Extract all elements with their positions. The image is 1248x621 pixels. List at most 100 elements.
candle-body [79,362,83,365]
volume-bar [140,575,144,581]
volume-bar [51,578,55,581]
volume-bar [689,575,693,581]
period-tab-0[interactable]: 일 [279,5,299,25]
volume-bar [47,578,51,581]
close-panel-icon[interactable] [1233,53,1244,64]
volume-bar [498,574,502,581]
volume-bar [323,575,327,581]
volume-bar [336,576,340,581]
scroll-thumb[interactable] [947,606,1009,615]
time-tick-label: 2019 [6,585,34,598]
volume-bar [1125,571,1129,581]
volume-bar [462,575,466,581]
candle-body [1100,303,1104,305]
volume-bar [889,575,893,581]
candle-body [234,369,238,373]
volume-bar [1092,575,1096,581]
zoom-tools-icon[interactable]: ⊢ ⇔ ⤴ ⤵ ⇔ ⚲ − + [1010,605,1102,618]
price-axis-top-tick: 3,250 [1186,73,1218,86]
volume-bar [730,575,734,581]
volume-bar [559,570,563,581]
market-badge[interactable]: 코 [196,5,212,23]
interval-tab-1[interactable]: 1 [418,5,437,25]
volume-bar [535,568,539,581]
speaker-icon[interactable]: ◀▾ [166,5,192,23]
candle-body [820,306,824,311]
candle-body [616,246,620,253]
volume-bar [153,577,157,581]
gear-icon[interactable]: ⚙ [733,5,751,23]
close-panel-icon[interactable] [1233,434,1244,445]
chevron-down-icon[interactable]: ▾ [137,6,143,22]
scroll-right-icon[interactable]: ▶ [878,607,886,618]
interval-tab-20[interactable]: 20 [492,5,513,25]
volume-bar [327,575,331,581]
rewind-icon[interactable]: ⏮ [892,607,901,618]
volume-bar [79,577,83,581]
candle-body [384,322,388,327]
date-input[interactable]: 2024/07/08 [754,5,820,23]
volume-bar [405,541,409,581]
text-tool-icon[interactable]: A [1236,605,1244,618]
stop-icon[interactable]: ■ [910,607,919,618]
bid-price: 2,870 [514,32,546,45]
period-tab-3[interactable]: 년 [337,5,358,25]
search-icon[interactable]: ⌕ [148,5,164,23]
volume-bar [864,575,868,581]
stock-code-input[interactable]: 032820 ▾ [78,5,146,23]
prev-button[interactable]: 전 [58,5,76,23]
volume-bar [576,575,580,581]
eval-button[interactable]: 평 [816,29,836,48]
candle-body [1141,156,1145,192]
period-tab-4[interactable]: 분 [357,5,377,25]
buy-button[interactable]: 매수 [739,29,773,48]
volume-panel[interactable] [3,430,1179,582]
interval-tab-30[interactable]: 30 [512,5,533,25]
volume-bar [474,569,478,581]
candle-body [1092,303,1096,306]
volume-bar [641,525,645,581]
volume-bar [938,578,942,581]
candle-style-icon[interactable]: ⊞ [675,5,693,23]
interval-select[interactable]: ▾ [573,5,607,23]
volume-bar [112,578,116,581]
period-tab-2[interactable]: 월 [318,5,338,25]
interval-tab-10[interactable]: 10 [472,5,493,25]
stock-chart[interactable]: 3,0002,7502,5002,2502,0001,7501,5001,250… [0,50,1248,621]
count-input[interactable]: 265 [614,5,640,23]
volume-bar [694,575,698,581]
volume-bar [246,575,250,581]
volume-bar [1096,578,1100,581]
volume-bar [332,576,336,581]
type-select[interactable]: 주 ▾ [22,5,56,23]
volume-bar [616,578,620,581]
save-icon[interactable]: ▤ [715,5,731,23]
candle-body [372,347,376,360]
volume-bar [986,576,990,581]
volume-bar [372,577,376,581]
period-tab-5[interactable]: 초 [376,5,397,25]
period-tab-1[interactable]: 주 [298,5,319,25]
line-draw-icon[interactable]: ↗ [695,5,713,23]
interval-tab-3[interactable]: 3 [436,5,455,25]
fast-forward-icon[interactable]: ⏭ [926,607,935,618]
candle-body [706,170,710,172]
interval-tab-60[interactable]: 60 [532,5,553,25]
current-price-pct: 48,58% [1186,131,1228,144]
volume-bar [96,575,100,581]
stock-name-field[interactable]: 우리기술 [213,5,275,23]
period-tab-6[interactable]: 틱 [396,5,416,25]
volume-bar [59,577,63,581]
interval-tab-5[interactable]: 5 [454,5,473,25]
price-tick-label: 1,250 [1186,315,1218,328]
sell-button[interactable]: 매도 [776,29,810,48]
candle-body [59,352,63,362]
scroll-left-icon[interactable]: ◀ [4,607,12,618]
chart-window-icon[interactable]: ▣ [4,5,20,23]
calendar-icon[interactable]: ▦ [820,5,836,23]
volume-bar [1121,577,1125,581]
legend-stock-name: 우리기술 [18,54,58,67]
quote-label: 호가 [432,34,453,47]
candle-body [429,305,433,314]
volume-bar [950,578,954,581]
:::
§ **Written problem**
Reproduce every line of the data above, character for character.

§ **The answer**
Extract all elements with their positions. The image is 1248x621 pixels. List at most 100 elements.
candle-body [79,362,83,365]
volume-bar [140,575,144,581]
volume-bar [51,578,55,581]
volume-bar [689,575,693,581]
period-tab-0[interactable]: 일 [279,5,299,25]
volume-bar [47,578,51,581]
close-panel-icon[interactable] [1233,53,1244,64]
volume-bar [498,574,502,581]
volume-bar [323,575,327,581]
volume-bar [336,576,340,581]
scroll-thumb[interactable] [947,606,1009,615]
time-tick-label: 2019 [6,585,34,598]
volume-bar [1125,571,1129,581]
volume-bar [462,575,466,581]
candle-body [1100,303,1104,305]
volume-bar [889,575,893,581]
candle-body [234,369,238,373]
volume-bar [1092,575,1096,581]
zoom-tools-icon[interactable]: ⊢ ⇔ ⤴ ⤵ ⇔ ⚲ − + [1010,605,1102,618]
price-axis-top-tick: 3,250 [1186,73,1218,86]
volume-bar [730,575,734,581]
volume-bar [559,570,563,581]
market-badge[interactable]: 코 [196,5,212,23]
interval-tab-1[interactable]: 1 [418,5,437,25]
volume-bar [535,568,539,581]
speaker-icon[interactable]: ◀▾ [166,5,192,23]
candle-body [820,306,824,311]
candle-body [616,246,620,253]
volume-bar [153,577,157,581]
gear-icon[interactable]: ⚙ [733,5,751,23]
close-panel-icon[interactable] [1233,434,1244,445]
chevron-down-icon[interactable]: ▾ [137,6,143,22]
scroll-right-icon[interactable]: ▶ [878,607,886,618]
interval-tab-20[interactable]: 20 [492,5,513,25]
volume-bar [327,575,331,581]
rewind-icon[interactable]: ⏮ [892,607,901,618]
volume-bar [79,577,83,581]
candle-body [384,322,388,327]
date-input[interactable]: 2024/07/08 [754,5,820,23]
volume-bar [405,541,409,581]
text-tool-icon[interactable]: A [1236,605,1244,618]
stop-icon[interactable]: ■ [910,607,919,618]
bid-price: 2,870 [514,32,546,45]
period-tab-3[interactable]: 년 [337,5,358,25]
search-icon[interactable]: ⌕ [148,5,164,23]
volume-bar [864,575,868,581]
stock-code-input[interactable]: 032820 ▾ [78,5,146,23]
prev-button[interactable]: 전 [58,5,76,23]
volume-bar [576,575,580,581]
eval-button[interactable]: 평 [816,29,836,48]
candle-body [1141,156,1145,192]
period-tab-4[interactable]: 분 [357,5,377,25]
buy-button[interactable]: 매수 [739,29,773,48]
volume-panel[interactable] [3,430,1179,582]
interval-tab-30[interactable]: 30 [512,5,533,25]
volume-bar [474,569,478,581]
candle-body [1092,303,1096,306]
volume-bar [641,525,645,581]
volume-bar [938,578,942,581]
candle-style-icon[interactable]: ⊞ [675,5,693,23]
interval-select[interactable]: ▾ [573,5,607,23]
volume-bar [112,578,116,581]
period-tab-2[interactable]: 월 [318,5,338,25]
interval-tab-10[interactable]: 10 [472,5,493,25]
stock-chart[interactable]: 3,0002,7502,5002,2502,0001,7501,5001,250… [0,50,1248,621]
count-input[interactable]: 265 [614,5,640,23]
volume-bar [694,575,698,581]
volume-bar [246,575,250,581]
volume-bar [1096,578,1100,581]
volume-bar [332,576,336,581]
type-select[interactable]: 주 ▾ [22,5,56,23]
volume-bar [616,578,620,581]
save-icon[interactable]: ▤ [715,5,731,23]
candle-body [372,347,376,360]
volume-bar [986,576,990,581]
volume-bar [372,577,376,581]
period-tab-5[interactable]: 초 [376,5,397,25]
period-tab-1[interactable]: 주 [298,5,319,25]
line-draw-icon[interactable]: ↗ [695,5,713,23]
interval-tab-3[interactable]: 3 [436,5,455,25]
fast-forward-icon[interactable]: ⏭ [926,607,935,618]
candle-body [706,170,710,172]
interval-tab-60[interactable]: 60 [532,5,553,25]
current-price-pct: 48,58% [1186,131,1228,144]
volume-bar [96,575,100,581]
stock-name-field[interactable]: 우리기술 [213,5,275,23]
period-tab-6[interactable]: 틱 [396,5,416,25]
volume-bar [59,577,63,581]
interval-tab-5[interactable]: 5 [454,5,473,25]
price-tick-label: 1,250 [1186,315,1218,328]
sell-button[interactable]: 매도 [776,29,810,48]
candle-body [59,352,63,362]
scroll-left-icon[interactable]: ◀ [4,607,12,618]
chart-window-icon[interactable]: ▣ [4,5,20,23]
calendar-icon[interactable]: ▦ [820,5,836,23]
volume-bar [1121,577,1125,581]
legend-stock-name: 우리기술 [18,54,58,67]
quote-label: 호가 [432,34,453,47]
candle-body [429,305,433,314]
volume-bar [950,578,954,581]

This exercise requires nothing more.